> [Exercise]: Reproduce the data below in full and exclude every picture.

Records that describe figures
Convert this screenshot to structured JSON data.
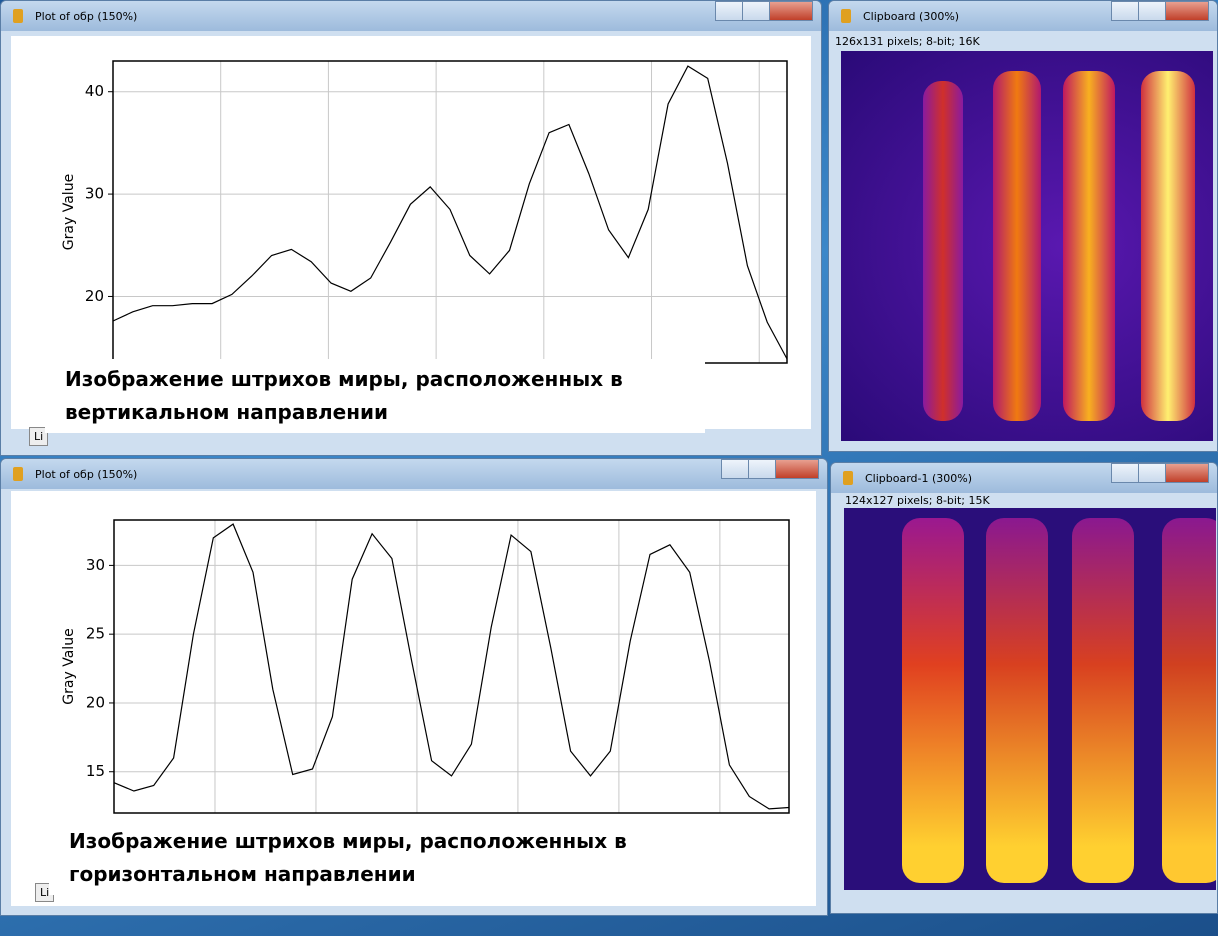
{
  "windows": [
    {
      "title": "Plot of обр (150%)",
      "button": "Li",
      "caption": [
        "Изображение штрихов миры, расположенных в",
        "вертикальном направлении"
      ]
    },
    {
      "title": "Plot of обр (150%)",
      "button": "Li",
      "caption": [
        "Изображение штрихов миры, расположенных в",
        "горизонтальном направлении"
      ]
    }
  ],
  "images": [
    {
      "title": "Clipboard (300%)",
      "info": "126x131 pixels; 8-bit; 16K"
    },
    {
      "title": "Clipboard-1 (300%)",
      "info": "124x127 pixels; 8-bit; 15K"
    }
  ],
  "chart_data": [
    {
      "type": "line",
      "y_label": "Gray Value",
      "color": "#000000",
      "grid": true,
      "ylim": [
        13.5,
        43
      ],
      "yticks": [
        20,
        30,
        40
      ],
      "values": [
        17.6,
        18.5,
        19.1,
        19.1,
        19.3,
        19.3,
        20.2,
        22.0,
        24.0,
        24.6,
        23.4,
        21.3,
        20.5,
        21.8,
        25.3,
        29.0,
        30.7,
        28.5,
        24.0,
        22.2,
        24.5,
        31.0,
        36.0,
        36.8,
        32.0,
        26.5,
        23.8,
        28.5,
        38.8,
        42.5,
        41.3,
        33.0,
        23.0,
        17.5,
        13.9
      ]
    },
    {
      "type": "line",
      "y_label": "Gray Value",
      "color": "#000000",
      "grid": true,
      "ylim": [
        12,
        33.3
      ],
      "yticks": [
        15,
        20,
        25,
        30
      ],
      "values": [
        14.2,
        13.6,
        14.0,
        16.0,
        25.0,
        32.0,
        33.0,
        29.5,
        21.0,
        14.8,
        15.2,
        19.0,
        29.0,
        32.3,
        30.5,
        23.0,
        15.8,
        14.7,
        17.0,
        25.5,
        32.2,
        31.0,
        24.0,
        16.5,
        14.7,
        16.5,
        24.5,
        30.8,
        31.5,
        29.5,
        23.0,
        15.5,
        13.2,
        12.3,
        12.4
      ]
    }
  ]
}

> [Answer below]:
Convert this screenshot to structured JSON data.
{
  "windows": [
    {
      "title": "Plot of обр (150%)",
      "button": "Li",
      "caption": [
        "Изображение штрихов миры, расположенных в",
        "вертикальном направлении"
      ]
    },
    {
      "title": "Plot of обр (150%)",
      "button": "Li",
      "caption": [
        "Изображение штрихов миры, расположенных в",
        "горизонтальном направлении"
      ]
    }
  ],
  "images": [
    {
      "title": "Clipboard (300%)",
      "info": "126x131 pixels; 8-bit; 16K"
    },
    {
      "title": "Clipboard-1 (300%)",
      "info": "124x127 pixels; 8-bit; 15K"
    }
  ],
  "chart_data": [
    {
      "type": "line",
      "y_label": "Gray Value",
      "color": "#000000",
      "grid": true,
      "ylim": [
        13.5,
        43
      ],
      "yticks": [
        20,
        30,
        40
      ],
      "values": [
        17.6,
        18.5,
        19.1,
        19.1,
        19.3,
        19.3,
        20.2,
        22.0,
        24.0,
        24.6,
        23.4,
        21.3,
        20.5,
        21.8,
        25.3,
        29.0,
        30.7,
        28.5,
        24.0,
        22.2,
        24.5,
        31.0,
        36.0,
        36.8,
        32.0,
        26.5,
        23.8,
        28.5,
        38.8,
        42.5,
        41.3,
        33.0,
        23.0,
        17.5,
        13.9
      ]
    },
    {
      "type": "line",
      "y_label": "Gray Value",
      "color": "#000000",
      "grid": true,
      "ylim": [
        12,
        33.3
      ],
      "yticks": [
        15,
        20,
        25,
        30
      ],
      "values": [
        14.2,
        13.6,
        14.0,
        16.0,
        25.0,
        32.0,
        33.0,
        29.5,
        21.0,
        14.8,
        15.2,
        19.0,
        29.0,
        32.3,
        30.5,
        23.0,
        15.8,
        14.7,
        17.0,
        25.5,
        32.2,
        31.0,
        24.0,
        16.5,
        14.7,
        16.5,
        24.5,
        30.8,
        31.5,
        29.5,
        23.0,
        15.5,
        13.2,
        12.3,
        12.4
      ]
    }
  ]
}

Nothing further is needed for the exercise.